Instructions to follow: Locate every line below that contains the word "heading" and copy it.

Dataset items:
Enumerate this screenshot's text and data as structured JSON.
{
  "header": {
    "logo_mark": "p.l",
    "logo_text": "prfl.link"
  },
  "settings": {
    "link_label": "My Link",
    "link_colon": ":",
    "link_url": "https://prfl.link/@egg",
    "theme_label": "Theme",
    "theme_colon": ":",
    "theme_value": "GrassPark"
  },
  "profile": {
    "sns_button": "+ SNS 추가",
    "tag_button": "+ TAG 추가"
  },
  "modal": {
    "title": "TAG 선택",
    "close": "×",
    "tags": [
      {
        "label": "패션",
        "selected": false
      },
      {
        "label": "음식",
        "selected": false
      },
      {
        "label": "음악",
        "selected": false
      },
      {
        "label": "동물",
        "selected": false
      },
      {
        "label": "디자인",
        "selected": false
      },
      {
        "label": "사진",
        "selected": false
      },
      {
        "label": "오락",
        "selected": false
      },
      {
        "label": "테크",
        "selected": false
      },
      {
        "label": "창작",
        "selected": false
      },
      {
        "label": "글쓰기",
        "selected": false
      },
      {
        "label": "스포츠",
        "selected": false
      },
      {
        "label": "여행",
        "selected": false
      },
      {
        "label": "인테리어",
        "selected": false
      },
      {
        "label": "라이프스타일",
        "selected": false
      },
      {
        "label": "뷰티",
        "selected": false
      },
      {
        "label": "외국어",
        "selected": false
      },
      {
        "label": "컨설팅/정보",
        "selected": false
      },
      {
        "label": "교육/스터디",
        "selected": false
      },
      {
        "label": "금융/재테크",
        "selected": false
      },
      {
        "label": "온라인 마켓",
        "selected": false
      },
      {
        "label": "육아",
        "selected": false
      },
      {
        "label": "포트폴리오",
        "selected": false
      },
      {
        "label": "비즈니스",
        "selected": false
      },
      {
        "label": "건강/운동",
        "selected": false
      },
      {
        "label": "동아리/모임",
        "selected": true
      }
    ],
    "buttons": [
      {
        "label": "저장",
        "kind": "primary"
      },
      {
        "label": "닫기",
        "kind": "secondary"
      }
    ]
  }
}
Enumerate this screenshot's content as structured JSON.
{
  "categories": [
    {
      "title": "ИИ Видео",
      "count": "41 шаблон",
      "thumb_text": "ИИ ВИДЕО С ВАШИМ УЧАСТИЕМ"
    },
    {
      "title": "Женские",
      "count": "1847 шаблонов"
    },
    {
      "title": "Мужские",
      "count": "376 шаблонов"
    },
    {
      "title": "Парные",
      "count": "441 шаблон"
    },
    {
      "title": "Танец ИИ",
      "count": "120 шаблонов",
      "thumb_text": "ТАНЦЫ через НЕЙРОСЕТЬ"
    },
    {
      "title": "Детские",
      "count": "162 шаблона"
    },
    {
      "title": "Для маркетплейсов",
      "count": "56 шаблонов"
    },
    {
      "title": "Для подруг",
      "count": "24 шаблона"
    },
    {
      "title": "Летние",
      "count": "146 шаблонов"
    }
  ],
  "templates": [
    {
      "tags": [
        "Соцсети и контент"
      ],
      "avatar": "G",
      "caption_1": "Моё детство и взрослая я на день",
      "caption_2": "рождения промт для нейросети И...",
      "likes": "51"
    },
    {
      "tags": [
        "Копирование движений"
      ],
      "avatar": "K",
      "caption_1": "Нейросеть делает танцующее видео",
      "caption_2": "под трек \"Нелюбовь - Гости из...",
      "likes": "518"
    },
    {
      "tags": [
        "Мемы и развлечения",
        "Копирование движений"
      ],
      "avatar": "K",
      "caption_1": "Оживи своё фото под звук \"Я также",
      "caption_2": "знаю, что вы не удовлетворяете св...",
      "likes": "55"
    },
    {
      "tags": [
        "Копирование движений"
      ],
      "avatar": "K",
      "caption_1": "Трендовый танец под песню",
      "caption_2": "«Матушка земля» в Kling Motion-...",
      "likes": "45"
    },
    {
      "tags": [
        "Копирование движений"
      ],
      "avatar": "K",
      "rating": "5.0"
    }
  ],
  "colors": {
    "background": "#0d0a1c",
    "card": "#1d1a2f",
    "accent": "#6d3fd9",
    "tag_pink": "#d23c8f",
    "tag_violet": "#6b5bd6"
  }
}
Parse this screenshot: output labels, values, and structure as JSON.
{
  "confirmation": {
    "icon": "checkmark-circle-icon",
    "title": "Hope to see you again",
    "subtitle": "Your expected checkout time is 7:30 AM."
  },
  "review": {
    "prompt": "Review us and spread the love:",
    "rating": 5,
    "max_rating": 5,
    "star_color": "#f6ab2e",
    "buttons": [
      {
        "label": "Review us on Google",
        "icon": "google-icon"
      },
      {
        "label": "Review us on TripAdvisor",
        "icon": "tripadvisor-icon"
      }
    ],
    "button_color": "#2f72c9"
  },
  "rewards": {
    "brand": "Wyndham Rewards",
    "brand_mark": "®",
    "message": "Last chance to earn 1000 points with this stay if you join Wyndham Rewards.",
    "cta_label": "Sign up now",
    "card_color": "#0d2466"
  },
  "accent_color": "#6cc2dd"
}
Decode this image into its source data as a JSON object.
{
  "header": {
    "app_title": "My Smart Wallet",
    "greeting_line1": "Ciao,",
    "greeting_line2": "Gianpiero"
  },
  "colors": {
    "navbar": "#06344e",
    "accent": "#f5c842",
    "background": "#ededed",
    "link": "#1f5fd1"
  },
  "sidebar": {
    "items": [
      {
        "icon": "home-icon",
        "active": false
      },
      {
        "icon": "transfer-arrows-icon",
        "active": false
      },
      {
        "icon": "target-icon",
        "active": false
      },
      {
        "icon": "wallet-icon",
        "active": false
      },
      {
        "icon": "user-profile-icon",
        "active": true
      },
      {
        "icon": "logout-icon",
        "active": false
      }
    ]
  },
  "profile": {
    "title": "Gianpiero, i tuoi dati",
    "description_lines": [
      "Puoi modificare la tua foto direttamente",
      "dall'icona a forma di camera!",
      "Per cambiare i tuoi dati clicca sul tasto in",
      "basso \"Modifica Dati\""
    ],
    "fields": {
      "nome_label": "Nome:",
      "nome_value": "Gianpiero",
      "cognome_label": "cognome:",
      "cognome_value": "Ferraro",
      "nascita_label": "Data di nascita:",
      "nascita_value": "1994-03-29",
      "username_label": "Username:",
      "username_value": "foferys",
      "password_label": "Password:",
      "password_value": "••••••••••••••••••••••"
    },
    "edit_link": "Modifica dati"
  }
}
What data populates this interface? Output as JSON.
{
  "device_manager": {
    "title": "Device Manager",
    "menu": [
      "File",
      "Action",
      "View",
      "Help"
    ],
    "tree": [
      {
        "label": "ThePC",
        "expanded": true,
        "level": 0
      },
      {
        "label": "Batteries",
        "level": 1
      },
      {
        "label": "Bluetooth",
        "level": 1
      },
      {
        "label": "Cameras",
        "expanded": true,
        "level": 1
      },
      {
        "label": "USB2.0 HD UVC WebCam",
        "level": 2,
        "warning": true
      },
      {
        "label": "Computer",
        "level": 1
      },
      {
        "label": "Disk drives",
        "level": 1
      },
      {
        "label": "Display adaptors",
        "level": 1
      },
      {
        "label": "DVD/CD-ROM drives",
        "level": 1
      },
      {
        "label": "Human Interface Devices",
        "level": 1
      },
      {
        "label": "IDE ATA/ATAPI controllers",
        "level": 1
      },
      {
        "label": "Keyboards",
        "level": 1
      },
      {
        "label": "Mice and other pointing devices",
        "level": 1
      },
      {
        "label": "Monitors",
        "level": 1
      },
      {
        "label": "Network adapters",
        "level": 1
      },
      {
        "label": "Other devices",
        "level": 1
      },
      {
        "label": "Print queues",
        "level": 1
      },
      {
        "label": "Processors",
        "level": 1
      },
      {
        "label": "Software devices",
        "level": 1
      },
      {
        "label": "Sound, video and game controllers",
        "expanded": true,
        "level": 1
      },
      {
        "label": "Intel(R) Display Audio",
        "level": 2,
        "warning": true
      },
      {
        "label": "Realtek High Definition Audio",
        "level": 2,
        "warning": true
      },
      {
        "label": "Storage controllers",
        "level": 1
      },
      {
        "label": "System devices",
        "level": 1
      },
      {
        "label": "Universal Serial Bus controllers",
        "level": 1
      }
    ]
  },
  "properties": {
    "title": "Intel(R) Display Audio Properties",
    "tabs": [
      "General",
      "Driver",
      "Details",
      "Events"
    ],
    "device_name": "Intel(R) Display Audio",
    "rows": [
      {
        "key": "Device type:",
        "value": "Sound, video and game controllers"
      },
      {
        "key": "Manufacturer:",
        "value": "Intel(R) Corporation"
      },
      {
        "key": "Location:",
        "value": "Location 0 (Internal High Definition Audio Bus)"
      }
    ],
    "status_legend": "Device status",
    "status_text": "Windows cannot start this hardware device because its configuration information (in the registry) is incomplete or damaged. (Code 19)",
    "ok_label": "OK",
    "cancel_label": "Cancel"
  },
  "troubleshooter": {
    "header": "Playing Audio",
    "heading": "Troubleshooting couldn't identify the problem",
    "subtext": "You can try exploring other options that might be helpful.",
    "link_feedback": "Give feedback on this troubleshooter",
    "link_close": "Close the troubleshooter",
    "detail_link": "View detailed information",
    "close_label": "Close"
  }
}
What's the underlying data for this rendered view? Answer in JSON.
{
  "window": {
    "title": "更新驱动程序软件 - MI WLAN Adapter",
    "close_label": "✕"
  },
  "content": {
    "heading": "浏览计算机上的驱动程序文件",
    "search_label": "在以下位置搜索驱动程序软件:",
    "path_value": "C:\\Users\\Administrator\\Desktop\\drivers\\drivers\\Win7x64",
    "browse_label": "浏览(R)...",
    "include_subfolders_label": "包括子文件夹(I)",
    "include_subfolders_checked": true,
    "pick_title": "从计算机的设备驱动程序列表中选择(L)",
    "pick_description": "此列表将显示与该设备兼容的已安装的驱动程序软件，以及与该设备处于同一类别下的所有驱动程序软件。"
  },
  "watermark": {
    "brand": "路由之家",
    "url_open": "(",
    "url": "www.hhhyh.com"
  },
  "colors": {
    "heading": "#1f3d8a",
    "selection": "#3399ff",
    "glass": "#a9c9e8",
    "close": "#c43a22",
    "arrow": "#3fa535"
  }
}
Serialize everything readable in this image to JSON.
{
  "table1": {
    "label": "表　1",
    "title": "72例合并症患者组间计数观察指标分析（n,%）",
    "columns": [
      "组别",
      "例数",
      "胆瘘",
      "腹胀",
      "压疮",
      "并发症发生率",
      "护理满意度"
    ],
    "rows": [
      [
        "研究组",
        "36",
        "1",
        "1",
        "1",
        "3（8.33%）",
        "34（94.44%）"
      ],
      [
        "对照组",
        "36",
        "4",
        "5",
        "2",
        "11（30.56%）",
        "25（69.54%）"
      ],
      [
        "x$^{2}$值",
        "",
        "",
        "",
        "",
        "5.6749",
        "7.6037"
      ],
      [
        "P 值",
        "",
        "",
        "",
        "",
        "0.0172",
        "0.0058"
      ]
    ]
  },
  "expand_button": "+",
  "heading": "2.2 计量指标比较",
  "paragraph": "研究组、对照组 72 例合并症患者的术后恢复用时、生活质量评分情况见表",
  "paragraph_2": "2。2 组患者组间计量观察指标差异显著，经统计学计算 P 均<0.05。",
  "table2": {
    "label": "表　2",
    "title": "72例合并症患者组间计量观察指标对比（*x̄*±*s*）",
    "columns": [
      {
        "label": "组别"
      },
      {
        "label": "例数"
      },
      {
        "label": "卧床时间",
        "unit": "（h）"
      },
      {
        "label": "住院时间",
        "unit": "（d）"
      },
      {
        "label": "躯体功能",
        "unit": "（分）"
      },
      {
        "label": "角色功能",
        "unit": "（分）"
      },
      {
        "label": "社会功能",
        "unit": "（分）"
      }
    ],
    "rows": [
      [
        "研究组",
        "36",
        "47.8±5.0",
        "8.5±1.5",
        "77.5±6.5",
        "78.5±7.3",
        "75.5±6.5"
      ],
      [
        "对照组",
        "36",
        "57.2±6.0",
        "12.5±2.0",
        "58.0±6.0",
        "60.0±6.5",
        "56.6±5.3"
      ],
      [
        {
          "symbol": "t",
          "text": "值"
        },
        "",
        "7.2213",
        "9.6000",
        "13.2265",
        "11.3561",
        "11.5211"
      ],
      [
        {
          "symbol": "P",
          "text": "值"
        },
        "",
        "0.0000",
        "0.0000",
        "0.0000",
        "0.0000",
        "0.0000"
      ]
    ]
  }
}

Final result:
    "heading": "Troubleshooting couldn't identify the problem",
    "heading": "浏览计算机上的驱动程序文件",
    "heading": "#1f3d8a",
  "heading": "2.2 计量指标比较",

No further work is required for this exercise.